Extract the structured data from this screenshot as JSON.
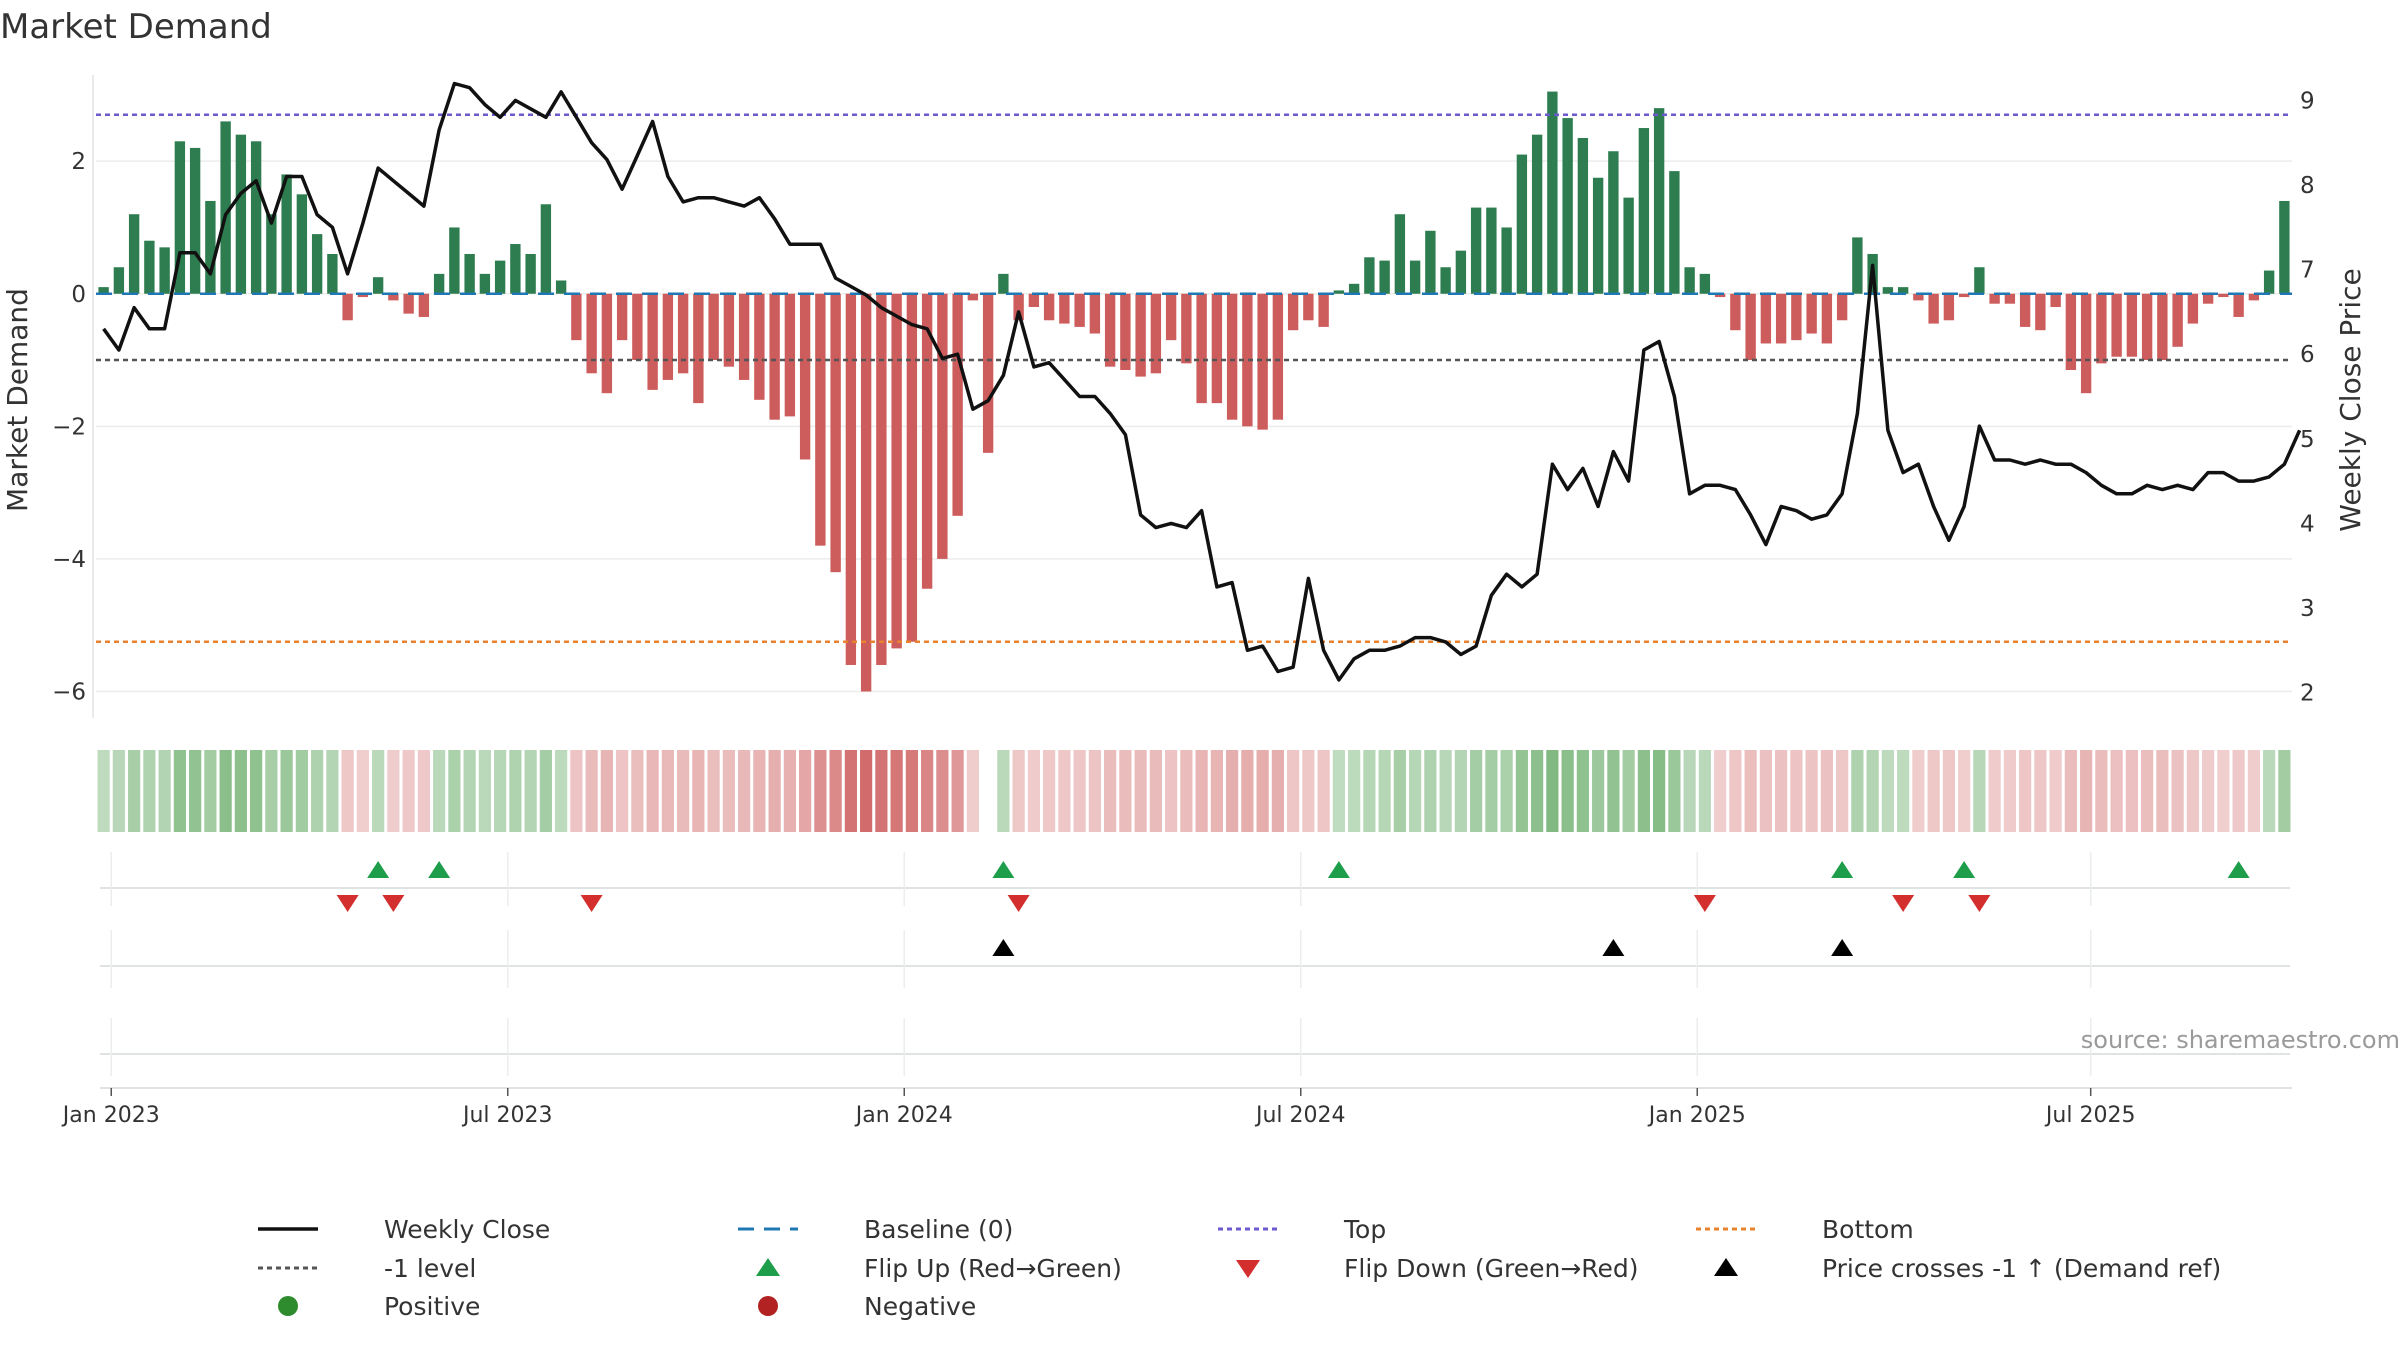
{
  "chart_data": {
    "type": "bar+line",
    "title": "Market Demand",
    "ylabel_left": "Market Demand",
    "ylabel_right": "Weekly Close Price",
    "ylim_left": [
      -6.4,
      3.3
    ],
    "ylim_right": [
      1.7,
      9.3
    ],
    "left_ticks": [
      {
        "v": 2,
        "label": "2"
      },
      {
        "v": 0,
        "label": "0"
      },
      {
        "v": -2,
        "label": "−2"
      },
      {
        "v": -4,
        "label": "−4"
      },
      {
        "v": -6,
        "label": "−6"
      }
    ],
    "right_ticks": [
      {
        "v": 9,
        "label": "9"
      },
      {
        "v": 8,
        "label": "8"
      },
      {
        "v": 7,
        "label": "7"
      },
      {
        "v": 6,
        "label": "6"
      },
      {
        "v": 5,
        "label": "5"
      },
      {
        "v": 4,
        "label": "4"
      },
      {
        "v": 3,
        "label": "3"
      },
      {
        "v": 2,
        "label": "2"
      }
    ],
    "x_ticks": [
      {
        "i": 0.5,
        "label": "Jan 2023"
      },
      {
        "i": 26.5,
        "label": "Jul 2023"
      },
      {
        "i": 52.5,
        "label": "Jan 2024"
      },
      {
        "i": 78.5,
        "label": "Jul 2024"
      },
      {
        "i": 104.5,
        "label": "Jan 2025"
      },
      {
        "i": 130.3,
        "label": "Jul 2025"
      }
    ],
    "reference_lines": {
      "top": 2.7,
      "bottom": -5.25,
      "minus_one": -1,
      "baseline": 0
    },
    "demand": [
      0.1,
      0.4,
      1.2,
      0.8,
      0.7,
      2.3,
      2.2,
      1.4,
      2.6,
      2.4,
      2.3,
      1.2,
      1.8,
      1.5,
      0.9,
      0.6,
      -0.4,
      -0.05,
      0.25,
      -0.1,
      -0.3,
      -0.35,
      0.3,
      1.0,
      0.6,
      0.3,
      0.5,
      0.75,
      0.6,
      1.35,
      0.2,
      -0.7,
      -1.2,
      -1.5,
      -0.7,
      -1.0,
      -1.45,
      -1.3,
      -1.2,
      -1.65,
      -1.0,
      -1.1,
      -1.3,
      -1.6,
      -1.9,
      -1.85,
      -2.5,
      -3.8,
      -4.2,
      -5.6,
      -6.0,
      -5.6,
      -5.35,
      -5.25,
      -4.45,
      -4.0,
      -3.35,
      -0.1,
      -2.4,
      0.3,
      -0.4,
      -0.2,
      -0.4,
      -0.45,
      -0.5,
      -0.6,
      -1.1,
      -1.15,
      -1.25,
      -1.2,
      -0.7,
      -1.05,
      -1.65,
      -1.65,
      -1.9,
      -2.0,
      -2.05,
      -1.9,
      -0.55,
      -0.4,
      -0.5,
      0.05,
      0.15,
      0.55,
      0.5,
      1.2,
      0.5,
      0.95,
      0.4,
      0.65,
      1.3,
      1.3,
      1.0,
      2.1,
      2.4,
      3.05,
      2.65,
      2.35,
      1.75,
      2.15,
      1.45,
      2.5,
      2.8,
      1.85,
      0.4,
      0.3,
      -0.05,
      -0.55,
      -1.0,
      -0.75,
      -0.75,
      -0.7,
      -0.6,
      -0.75,
      -0.4,
      0.85,
      0.6,
      0.1,
      0.1,
      -0.1,
      -0.45,
      -0.4,
      -0.05,
      0.4,
      -0.15,
      -0.15,
      -0.5,
      -0.55,
      -0.2,
      -1.15,
      -1.5,
      -1.05,
      -0.95,
      -0.95,
      -1.0,
      -1.0,
      -0.8,
      -0.45,
      -0.15,
      -0.05,
      -0.35,
      -0.1,
      0.35,
      1.4
    ],
    "weekly_close": [
      6.3,
      6.05,
      6.55,
      6.3,
      6.3,
      7.2,
      7.2,
      6.95,
      7.65,
      7.9,
      8.05,
      7.55,
      8.1,
      8.1,
      7.65,
      7.5,
      6.95,
      7.55,
      8.2,
      8.05,
      7.9,
      7.75,
      8.65,
      9.2,
      9.15,
      8.95,
      8.8,
      9.0,
      8.9,
      8.8,
      9.1,
      8.8,
      8.5,
      8.3,
      7.95,
      8.35,
      8.75,
      8.1,
      7.8,
      7.85,
      7.85,
      7.8,
      7.75,
      7.85,
      7.6,
      7.3,
      7.3,
      7.3,
      6.9,
      6.8,
      6.7,
      6.55,
      6.45,
      6.35,
      6.3,
      5.95,
      6.0,
      5.35,
      5.45,
      5.75,
      6.5,
      5.85,
      5.9,
      5.7,
      5.5,
      5.5,
      5.3,
      5.05,
      4.1,
      3.95,
      4.0,
      3.95,
      4.15,
      3.25,
      3.3,
      2.5,
      2.55,
      2.25,
      2.3,
      3.35,
      2.5,
      2.15,
      2.4,
      2.5,
      2.5,
      2.55,
      2.65,
      2.65,
      2.6,
      2.45,
      2.55,
      3.15,
      3.4,
      3.25,
      3.4,
      4.7,
      4.4,
      4.65,
      4.2,
      4.85,
      4.5,
      6.05,
      6.15,
      5.5,
      4.35,
      4.45,
      4.45,
      4.4,
      4.1,
      3.75,
      4.2,
      4.15,
      4.05,
      4.1,
      4.35,
      5.3,
      7.05,
      5.1,
      4.6,
      4.7,
      4.2,
      3.8,
      4.2,
      5.15,
      4.75,
      4.75,
      4.7,
      4.75,
      4.7,
      4.7,
      4.6,
      4.45,
      4.35,
      4.35,
      4.45,
      4.4,
      4.45,
      4.4,
      4.6,
      4.6,
      4.5,
      4.5,
      4.55,
      4.7,
      5.1
    ],
    "strip_gaps": [
      58
    ],
    "flip_up_idx": [
      18,
      22,
      59,
      81,
      114,
      122,
      140
    ],
    "flip_down_idx": [
      16,
      19,
      32,
      60,
      105,
      118,
      123
    ],
    "price_cross_idx": [
      59,
      99,
      114
    ],
    "colors": {
      "positive_bar": "#2e7d50",
      "negative_bar": "#cd5c5c",
      "price_line": "#111111",
      "top_line": "#6a5acd",
      "bottom_line": "#e8822e",
      "minus_one_line": "#555555",
      "baseline": "#1f77b4",
      "flip_up": "#1e9e4a",
      "flip_down": "#d32f2f",
      "cross": "#000000",
      "positive_dot": "#2e8b2e",
      "negative_dot": "#b22222"
    },
    "legend": [
      {
        "label": "Weekly Close",
        "kind": "line"
      },
      {
        "label": "Baseline (0)",
        "kind": "dash"
      },
      {
        "label": "Top",
        "kind": "dot-top"
      },
      {
        "label": "Bottom",
        "kind": "dot-bottom"
      },
      {
        "label": "-1 level",
        "kind": "dot-grey"
      },
      {
        "label": "Flip Up (Red→Green)",
        "kind": "tri-up-green"
      },
      {
        "label": "Flip Down (Green→Red)",
        "kind": "tri-down-red"
      },
      {
        "label": "Price crosses -1 ↑ (Demand ref)",
        "kind": "tri-up-black"
      },
      {
        "label": "Positive",
        "kind": "dot-green"
      },
      {
        "label": "Negative",
        "kind": "dot-red"
      }
    ],
    "source": "source: sharemaestro.com"
  }
}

* * *

Copy the material shown above in full and exactly. Skip the pictures.

# Task output:
Extract the structured data from this screenshot as JSON.
{
  "chart_data": {
    "type": "bar+line",
    "title": "Market Demand",
    "ylabel_left": "Market Demand",
    "ylabel_right": "Weekly Close Price",
    "ylim_left": [
      -6.4,
      3.3
    ],
    "ylim_right": [
      1.7,
      9.3
    ],
    "left_ticks": [
      {
        "v": 2,
        "label": "2"
      },
      {
        "v": 0,
        "label": "0"
      },
      {
        "v": -2,
        "label": "−2"
      },
      {
        "v": -4,
        "label": "−4"
      },
      {
        "v": -6,
        "label": "−6"
      }
    ],
    "right_ticks": [
      {
        "v": 9,
        "label": "9"
      },
      {
        "v": 8,
        "label": "8"
      },
      {
        "v": 7,
        "label": "7"
      },
      {
        "v": 6,
        "label": "6"
      },
      {
        "v": 5,
        "label": "5"
      },
      {
        "v": 4,
        "label": "4"
      },
      {
        "v": 3,
        "label": "3"
      },
      {
        "v": 2,
        "label": "2"
      }
    ],
    "x_ticks": [
      {
        "i": 0.5,
        "label": "Jan 2023"
      },
      {
        "i": 26.5,
        "label": "Jul 2023"
      },
      {
        "i": 52.5,
        "label": "Jan 2024"
      },
      {
        "i": 78.5,
        "label": "Jul 2024"
      },
      {
        "i": 104.5,
        "label": "Jan 2025"
      },
      {
        "i": 130.3,
        "label": "Jul 2025"
      }
    ],
    "reference_lines": {
      "top": 2.7,
      "bottom": -5.25,
      "minus_one": -1,
      "baseline": 0
    },
    "demand": [
      0.1,
      0.4,
      1.2,
      0.8,
      0.7,
      2.3,
      2.2,
      1.4,
      2.6,
      2.4,
      2.3,
      1.2,
      1.8,
      1.5,
      0.9,
      0.6,
      -0.4,
      -0.05,
      0.25,
      -0.1,
      -0.3,
      -0.35,
      0.3,
      1.0,
      0.6,
      0.3,
      0.5,
      0.75,
      0.6,
      1.35,
      0.2,
      -0.7,
      -1.2,
      -1.5,
      -0.7,
      -1.0,
      -1.45,
      -1.3,
      -1.2,
      -1.65,
      -1.0,
      -1.1,
      -1.3,
      -1.6,
      -1.9,
      -1.85,
      -2.5,
      -3.8,
      -4.2,
      -5.6,
      -6.0,
      -5.6,
      -5.35,
      -5.25,
      -4.45,
      -4.0,
      -3.35,
      -0.1,
      -2.4,
      0.3,
      -0.4,
      -0.2,
      -0.4,
      -0.45,
      -0.5,
      -0.6,
      -1.1,
      -1.15,
      -1.25,
      -1.2,
      -0.7,
      -1.05,
      -1.65,
      -1.65,
      -1.9,
      -2.0,
      -2.05,
      -1.9,
      -0.55,
      -0.4,
      -0.5,
      0.05,
      0.15,
      0.55,
      0.5,
      1.2,
      0.5,
      0.95,
      0.4,
      0.65,
      1.3,
      1.3,
      1.0,
      2.1,
      2.4,
      3.05,
      2.65,
      2.35,
      1.75,
      2.15,
      1.45,
      2.5,
      2.8,
      1.85,
      0.4,
      0.3,
      -0.05,
      -0.55,
      -1.0,
      -0.75,
      -0.75,
      -0.7,
      -0.6,
      -0.75,
      -0.4,
      0.85,
      0.6,
      0.1,
      0.1,
      -0.1,
      -0.45,
      -0.4,
      -0.05,
      0.4,
      -0.15,
      -0.15,
      -0.5,
      -0.55,
      -0.2,
      -1.15,
      -1.5,
      -1.05,
      -0.95,
      -0.95,
      -1.0,
      -1.0,
      -0.8,
      -0.45,
      -0.15,
      -0.05,
      -0.35,
      -0.1,
      0.35,
      1.4
    ],
    "weekly_close": [
      6.3,
      6.05,
      6.55,
      6.3,
      6.3,
      7.2,
      7.2,
      6.95,
      7.65,
      7.9,
      8.05,
      7.55,
      8.1,
      8.1,
      7.65,
      7.5,
      6.95,
      7.55,
      8.2,
      8.05,
      7.9,
      7.75,
      8.65,
      9.2,
      9.15,
      8.95,
      8.8,
      9.0,
      8.9,
      8.8,
      9.1,
      8.8,
      8.5,
      8.3,
      7.95,
      8.35,
      8.75,
      8.1,
      7.8,
      7.85,
      7.85,
      7.8,
      7.75,
      7.85,
      7.6,
      7.3,
      7.3,
      7.3,
      6.9,
      6.8,
      6.7,
      6.55,
      6.45,
      6.35,
      6.3,
      5.95,
      6.0,
      5.35,
      5.45,
      5.75,
      6.5,
      5.85,
      5.9,
      5.7,
      5.5,
      5.5,
      5.3,
      5.05,
      4.1,
      3.95,
      4.0,
      3.95,
      4.15,
      3.25,
      3.3,
      2.5,
      2.55,
      2.25,
      2.3,
      3.35,
      2.5,
      2.15,
      2.4,
      2.5,
      2.5,
      2.55,
      2.65,
      2.65,
      2.6,
      2.45,
      2.55,
      3.15,
      3.4,
      3.25,
      3.4,
      4.7,
      4.4,
      4.65,
      4.2,
      4.85,
      4.5,
      6.05,
      6.15,
      5.5,
      4.35,
      4.45,
      4.45,
      4.4,
      4.1,
      3.75,
      4.2,
      4.15,
      4.05,
      4.1,
      4.35,
      5.3,
      7.05,
      5.1,
      4.6,
      4.7,
      4.2,
      3.8,
      4.2,
      5.15,
      4.75,
      4.75,
      4.7,
      4.75,
      4.7,
      4.7,
      4.6,
      4.45,
      4.35,
      4.35,
      4.45,
      4.4,
      4.45,
      4.4,
      4.6,
      4.6,
      4.5,
      4.5,
      4.55,
      4.7,
      5.1
    ],
    "strip_gaps": [
      58
    ],
    "flip_up_idx": [
      18,
      22,
      59,
      81,
      114,
      122,
      140
    ],
    "flip_down_idx": [
      16,
      19,
      32,
      60,
      105,
      118,
      123
    ],
    "price_cross_idx": [
      59,
      99,
      114
    ],
    "colors": {
      "positive_bar": "#2e7d50",
      "negative_bar": "#cd5c5c",
      "price_line": "#111111",
      "top_line": "#6a5acd",
      "bottom_line": "#e8822e",
      "minus_one_line": "#555555",
      "baseline": "#1f77b4",
      "flip_up": "#1e9e4a",
      "flip_down": "#d32f2f",
      "cross": "#000000",
      "positive_dot": "#2e8b2e",
      "negative_dot": "#b22222"
    },
    "legend": [
      {
        "label": "Weekly Close",
        "kind": "line"
      },
      {
        "label": "Baseline (0)",
        "kind": "dash"
      },
      {
        "label": "Top",
        "kind": "dot-top"
      },
      {
        "label": "Bottom",
        "kind": "dot-bottom"
      },
      {
        "label": "-1 level",
        "kind": "dot-grey"
      },
      {
        "label": "Flip Up (Red→Green)",
        "kind": "tri-up-green"
      },
      {
        "label": "Flip Down (Green→Red)",
        "kind": "tri-down-red"
      },
      {
        "label": "Price crosses -1 ↑ (Demand ref)",
        "kind": "tri-up-black"
      },
      {
        "label": "Positive",
        "kind": "dot-green"
      },
      {
        "label": "Negative",
        "kind": "dot-red"
      }
    ],
    "source": "source: sharemaestro.com"
  }
}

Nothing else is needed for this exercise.